## Directive
State how many lines of the entries hold the string "text", and nothing more.

## Supplied records

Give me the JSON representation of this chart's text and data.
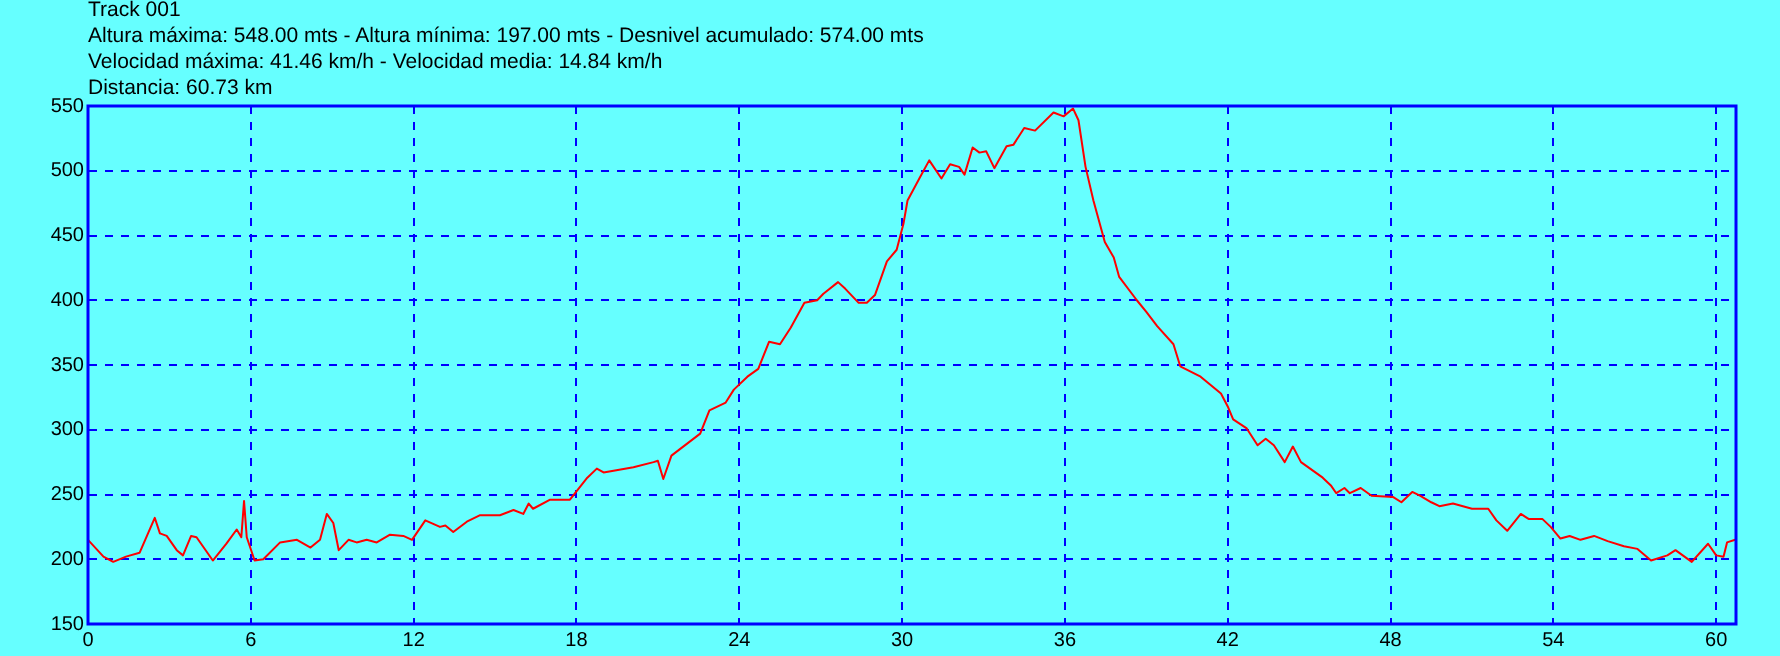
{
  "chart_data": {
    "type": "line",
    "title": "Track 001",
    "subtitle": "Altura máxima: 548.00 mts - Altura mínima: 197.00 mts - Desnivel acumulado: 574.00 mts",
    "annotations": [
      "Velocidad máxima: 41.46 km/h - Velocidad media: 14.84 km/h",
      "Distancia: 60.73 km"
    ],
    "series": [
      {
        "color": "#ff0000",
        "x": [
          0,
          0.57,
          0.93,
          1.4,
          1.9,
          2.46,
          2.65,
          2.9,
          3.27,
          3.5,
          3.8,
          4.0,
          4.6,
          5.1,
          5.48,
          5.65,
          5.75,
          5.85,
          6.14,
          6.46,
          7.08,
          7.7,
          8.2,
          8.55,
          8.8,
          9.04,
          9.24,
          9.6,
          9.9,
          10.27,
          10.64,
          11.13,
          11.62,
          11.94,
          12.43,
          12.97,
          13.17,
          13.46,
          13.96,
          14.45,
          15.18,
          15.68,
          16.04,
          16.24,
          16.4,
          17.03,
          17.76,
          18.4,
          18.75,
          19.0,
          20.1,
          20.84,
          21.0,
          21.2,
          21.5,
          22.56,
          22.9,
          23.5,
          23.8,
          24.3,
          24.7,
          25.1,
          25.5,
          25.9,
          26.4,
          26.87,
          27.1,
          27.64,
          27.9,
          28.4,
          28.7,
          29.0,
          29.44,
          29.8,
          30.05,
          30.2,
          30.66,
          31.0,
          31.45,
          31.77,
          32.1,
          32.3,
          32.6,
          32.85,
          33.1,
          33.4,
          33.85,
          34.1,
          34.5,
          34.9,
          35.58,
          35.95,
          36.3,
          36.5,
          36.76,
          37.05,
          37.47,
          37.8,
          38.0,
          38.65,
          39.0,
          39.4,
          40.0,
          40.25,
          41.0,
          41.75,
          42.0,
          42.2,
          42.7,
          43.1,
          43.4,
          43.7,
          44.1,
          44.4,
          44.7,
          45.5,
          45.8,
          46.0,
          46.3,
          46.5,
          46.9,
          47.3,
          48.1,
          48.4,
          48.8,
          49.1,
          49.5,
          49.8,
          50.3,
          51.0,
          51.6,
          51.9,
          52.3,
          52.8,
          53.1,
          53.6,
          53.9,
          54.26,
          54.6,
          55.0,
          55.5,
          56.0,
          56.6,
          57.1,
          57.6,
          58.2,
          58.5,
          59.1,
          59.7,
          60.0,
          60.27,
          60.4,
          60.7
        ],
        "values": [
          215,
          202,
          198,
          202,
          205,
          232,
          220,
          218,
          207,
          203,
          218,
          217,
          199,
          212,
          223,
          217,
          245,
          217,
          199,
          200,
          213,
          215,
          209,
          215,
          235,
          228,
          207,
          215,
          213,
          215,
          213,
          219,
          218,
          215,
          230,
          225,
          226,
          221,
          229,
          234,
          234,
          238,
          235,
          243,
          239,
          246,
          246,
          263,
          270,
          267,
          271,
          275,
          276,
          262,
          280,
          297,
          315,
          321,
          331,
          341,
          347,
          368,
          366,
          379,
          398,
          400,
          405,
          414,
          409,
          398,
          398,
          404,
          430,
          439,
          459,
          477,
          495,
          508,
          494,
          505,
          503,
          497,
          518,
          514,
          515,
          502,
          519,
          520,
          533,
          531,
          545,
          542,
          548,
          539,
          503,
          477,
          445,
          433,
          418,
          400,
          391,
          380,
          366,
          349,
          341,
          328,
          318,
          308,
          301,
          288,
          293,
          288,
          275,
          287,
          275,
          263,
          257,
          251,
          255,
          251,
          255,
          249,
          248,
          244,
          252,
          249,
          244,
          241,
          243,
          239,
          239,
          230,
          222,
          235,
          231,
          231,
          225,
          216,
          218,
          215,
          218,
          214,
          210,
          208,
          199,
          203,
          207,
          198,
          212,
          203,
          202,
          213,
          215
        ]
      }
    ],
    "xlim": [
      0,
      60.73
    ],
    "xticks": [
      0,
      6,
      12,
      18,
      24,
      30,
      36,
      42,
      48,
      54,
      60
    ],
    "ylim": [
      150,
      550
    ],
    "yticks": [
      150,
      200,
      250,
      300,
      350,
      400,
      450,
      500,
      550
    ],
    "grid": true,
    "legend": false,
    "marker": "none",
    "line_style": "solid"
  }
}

---

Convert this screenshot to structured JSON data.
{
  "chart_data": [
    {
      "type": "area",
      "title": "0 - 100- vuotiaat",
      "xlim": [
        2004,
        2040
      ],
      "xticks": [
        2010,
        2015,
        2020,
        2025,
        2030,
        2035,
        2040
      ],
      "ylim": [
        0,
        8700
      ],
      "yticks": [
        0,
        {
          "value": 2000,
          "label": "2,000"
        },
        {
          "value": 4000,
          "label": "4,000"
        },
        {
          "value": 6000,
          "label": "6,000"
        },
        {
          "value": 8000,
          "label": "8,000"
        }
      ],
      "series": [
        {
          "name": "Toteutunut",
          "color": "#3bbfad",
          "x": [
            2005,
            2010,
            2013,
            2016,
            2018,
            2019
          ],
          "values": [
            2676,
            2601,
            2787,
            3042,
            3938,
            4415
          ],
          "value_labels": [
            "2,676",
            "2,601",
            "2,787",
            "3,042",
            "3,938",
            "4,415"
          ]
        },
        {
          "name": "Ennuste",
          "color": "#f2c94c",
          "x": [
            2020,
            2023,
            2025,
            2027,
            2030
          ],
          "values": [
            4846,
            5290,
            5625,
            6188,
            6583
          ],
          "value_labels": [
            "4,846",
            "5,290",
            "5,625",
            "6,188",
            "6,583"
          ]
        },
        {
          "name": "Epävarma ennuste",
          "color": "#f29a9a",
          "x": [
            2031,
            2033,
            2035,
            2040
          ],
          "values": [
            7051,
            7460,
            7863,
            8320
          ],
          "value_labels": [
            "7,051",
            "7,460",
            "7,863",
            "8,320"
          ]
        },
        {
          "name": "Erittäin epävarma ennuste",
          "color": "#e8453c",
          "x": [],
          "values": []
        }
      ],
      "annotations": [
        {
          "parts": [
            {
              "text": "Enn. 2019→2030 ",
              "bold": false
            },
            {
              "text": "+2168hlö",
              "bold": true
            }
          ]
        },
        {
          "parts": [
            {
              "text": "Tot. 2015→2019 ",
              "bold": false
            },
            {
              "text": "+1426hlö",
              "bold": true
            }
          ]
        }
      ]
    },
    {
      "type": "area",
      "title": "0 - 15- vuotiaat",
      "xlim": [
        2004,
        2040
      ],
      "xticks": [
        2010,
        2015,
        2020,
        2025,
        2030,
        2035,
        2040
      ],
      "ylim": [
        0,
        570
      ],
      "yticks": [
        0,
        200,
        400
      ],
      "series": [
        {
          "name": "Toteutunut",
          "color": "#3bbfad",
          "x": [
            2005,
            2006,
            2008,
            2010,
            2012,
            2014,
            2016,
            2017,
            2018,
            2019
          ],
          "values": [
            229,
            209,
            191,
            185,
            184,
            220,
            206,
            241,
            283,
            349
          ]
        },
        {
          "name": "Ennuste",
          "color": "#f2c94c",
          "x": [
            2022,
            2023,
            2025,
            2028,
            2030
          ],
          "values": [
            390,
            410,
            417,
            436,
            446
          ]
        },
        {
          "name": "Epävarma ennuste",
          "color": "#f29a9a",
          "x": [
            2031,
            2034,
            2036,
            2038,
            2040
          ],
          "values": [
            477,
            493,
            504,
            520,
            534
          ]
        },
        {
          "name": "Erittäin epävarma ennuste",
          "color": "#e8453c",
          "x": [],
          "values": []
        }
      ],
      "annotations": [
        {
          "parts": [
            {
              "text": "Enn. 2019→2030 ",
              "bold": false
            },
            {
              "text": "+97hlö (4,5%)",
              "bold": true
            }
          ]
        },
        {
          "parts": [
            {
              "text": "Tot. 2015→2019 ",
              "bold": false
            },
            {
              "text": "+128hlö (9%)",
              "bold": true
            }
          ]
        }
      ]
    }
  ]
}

## Reply to the exercise
9